Find the lines that hold the word "ECMWF" and return them.

* START *

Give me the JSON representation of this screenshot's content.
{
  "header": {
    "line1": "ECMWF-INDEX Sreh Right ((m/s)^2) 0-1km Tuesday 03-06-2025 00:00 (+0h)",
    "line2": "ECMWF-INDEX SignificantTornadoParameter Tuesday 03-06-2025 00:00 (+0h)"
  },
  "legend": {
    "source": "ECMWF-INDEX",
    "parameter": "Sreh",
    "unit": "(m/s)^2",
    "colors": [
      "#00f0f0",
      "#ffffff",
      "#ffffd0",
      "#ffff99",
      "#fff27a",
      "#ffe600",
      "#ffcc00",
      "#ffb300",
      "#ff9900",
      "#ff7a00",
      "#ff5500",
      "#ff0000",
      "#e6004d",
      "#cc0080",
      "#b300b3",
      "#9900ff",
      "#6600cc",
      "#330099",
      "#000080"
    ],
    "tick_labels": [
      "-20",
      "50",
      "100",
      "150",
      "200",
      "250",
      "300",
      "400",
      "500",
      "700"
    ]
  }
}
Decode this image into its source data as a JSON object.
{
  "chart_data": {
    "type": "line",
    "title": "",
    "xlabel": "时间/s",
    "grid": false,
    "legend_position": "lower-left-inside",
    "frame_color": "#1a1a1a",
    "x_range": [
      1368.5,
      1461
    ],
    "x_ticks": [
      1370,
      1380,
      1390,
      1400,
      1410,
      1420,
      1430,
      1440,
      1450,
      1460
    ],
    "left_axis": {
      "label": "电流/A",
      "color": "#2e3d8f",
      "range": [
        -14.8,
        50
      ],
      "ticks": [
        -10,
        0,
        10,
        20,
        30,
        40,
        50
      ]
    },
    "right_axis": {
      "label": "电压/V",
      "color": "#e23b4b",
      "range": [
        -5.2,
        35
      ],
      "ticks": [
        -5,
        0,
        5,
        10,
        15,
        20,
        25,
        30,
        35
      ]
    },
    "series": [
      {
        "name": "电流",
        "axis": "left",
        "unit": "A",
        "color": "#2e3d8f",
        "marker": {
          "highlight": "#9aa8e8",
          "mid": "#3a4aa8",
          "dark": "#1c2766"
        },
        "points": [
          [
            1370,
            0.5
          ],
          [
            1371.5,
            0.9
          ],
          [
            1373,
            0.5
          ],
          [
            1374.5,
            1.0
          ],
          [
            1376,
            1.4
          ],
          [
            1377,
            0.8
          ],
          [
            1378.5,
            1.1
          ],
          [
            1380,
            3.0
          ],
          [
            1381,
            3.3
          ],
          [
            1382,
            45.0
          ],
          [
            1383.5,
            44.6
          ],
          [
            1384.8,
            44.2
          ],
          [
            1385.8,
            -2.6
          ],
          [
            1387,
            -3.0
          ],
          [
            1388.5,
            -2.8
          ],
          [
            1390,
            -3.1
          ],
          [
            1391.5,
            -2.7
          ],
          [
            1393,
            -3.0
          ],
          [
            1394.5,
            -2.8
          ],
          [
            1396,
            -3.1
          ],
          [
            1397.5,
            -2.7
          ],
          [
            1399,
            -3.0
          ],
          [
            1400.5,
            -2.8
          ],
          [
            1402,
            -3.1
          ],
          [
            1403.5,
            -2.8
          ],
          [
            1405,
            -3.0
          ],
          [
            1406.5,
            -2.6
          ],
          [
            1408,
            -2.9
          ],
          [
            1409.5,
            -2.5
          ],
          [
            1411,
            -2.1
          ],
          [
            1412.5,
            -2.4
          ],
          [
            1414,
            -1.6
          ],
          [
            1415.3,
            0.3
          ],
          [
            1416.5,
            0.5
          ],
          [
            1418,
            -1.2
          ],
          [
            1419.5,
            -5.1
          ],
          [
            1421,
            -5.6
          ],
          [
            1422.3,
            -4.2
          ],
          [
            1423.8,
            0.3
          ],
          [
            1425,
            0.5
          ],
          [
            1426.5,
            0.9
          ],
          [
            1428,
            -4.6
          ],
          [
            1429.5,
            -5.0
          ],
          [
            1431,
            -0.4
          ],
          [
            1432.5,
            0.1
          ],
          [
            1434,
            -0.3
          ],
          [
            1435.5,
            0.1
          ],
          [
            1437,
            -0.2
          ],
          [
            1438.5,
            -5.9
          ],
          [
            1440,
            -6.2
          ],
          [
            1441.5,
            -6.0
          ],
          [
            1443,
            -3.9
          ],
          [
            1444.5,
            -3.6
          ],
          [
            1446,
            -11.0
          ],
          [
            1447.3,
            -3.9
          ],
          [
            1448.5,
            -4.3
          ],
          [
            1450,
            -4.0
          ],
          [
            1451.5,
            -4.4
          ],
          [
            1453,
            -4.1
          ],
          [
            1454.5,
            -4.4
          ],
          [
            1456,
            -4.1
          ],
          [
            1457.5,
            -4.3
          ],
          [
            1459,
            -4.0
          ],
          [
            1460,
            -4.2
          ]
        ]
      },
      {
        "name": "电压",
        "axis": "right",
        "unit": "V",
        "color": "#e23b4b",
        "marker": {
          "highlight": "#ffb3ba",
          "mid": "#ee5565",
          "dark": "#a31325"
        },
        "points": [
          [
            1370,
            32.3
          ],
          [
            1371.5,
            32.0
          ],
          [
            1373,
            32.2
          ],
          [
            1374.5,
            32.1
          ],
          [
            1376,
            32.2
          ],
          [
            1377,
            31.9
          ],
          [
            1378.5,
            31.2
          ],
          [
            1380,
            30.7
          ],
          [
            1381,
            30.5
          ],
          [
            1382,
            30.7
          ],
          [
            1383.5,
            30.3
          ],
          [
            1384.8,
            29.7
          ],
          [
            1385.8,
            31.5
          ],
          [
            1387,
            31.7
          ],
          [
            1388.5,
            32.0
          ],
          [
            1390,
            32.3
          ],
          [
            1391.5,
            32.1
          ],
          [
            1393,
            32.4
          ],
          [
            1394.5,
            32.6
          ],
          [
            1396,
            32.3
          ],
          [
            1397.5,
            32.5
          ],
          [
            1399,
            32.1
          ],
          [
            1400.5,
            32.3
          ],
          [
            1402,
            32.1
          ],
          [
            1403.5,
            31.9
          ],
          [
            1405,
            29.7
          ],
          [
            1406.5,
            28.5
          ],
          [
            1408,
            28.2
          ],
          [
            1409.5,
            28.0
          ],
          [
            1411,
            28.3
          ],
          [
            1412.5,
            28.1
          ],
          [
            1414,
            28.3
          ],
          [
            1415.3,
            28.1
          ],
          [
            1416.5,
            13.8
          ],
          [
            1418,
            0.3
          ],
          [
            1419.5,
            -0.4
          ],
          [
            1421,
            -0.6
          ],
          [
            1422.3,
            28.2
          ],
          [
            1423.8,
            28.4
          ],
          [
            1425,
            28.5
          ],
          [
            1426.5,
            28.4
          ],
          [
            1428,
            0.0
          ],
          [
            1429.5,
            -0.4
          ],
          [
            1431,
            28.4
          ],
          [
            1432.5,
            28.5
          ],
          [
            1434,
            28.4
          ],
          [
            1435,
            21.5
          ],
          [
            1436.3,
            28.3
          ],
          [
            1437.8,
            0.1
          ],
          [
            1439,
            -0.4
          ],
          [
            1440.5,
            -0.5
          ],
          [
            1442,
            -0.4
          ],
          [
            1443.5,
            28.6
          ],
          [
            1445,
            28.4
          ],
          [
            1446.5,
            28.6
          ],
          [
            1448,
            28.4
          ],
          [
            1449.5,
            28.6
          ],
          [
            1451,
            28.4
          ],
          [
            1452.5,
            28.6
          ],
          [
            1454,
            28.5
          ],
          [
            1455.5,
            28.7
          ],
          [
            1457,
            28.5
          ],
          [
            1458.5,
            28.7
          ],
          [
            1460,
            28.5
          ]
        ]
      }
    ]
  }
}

* END *

Exercise answer >>
    "line1": "ECMWF-INDEX Sreh Right ((m/s)^2) 0-1km Tuesday 03-06-2025 00:00 (+0h)",
    "line2": "ECMWF-INDEX SignificantTornadoParameter Tuesday 03-06-2025 00:00 (+0h)"
    "source": "ECMWF-INDEX",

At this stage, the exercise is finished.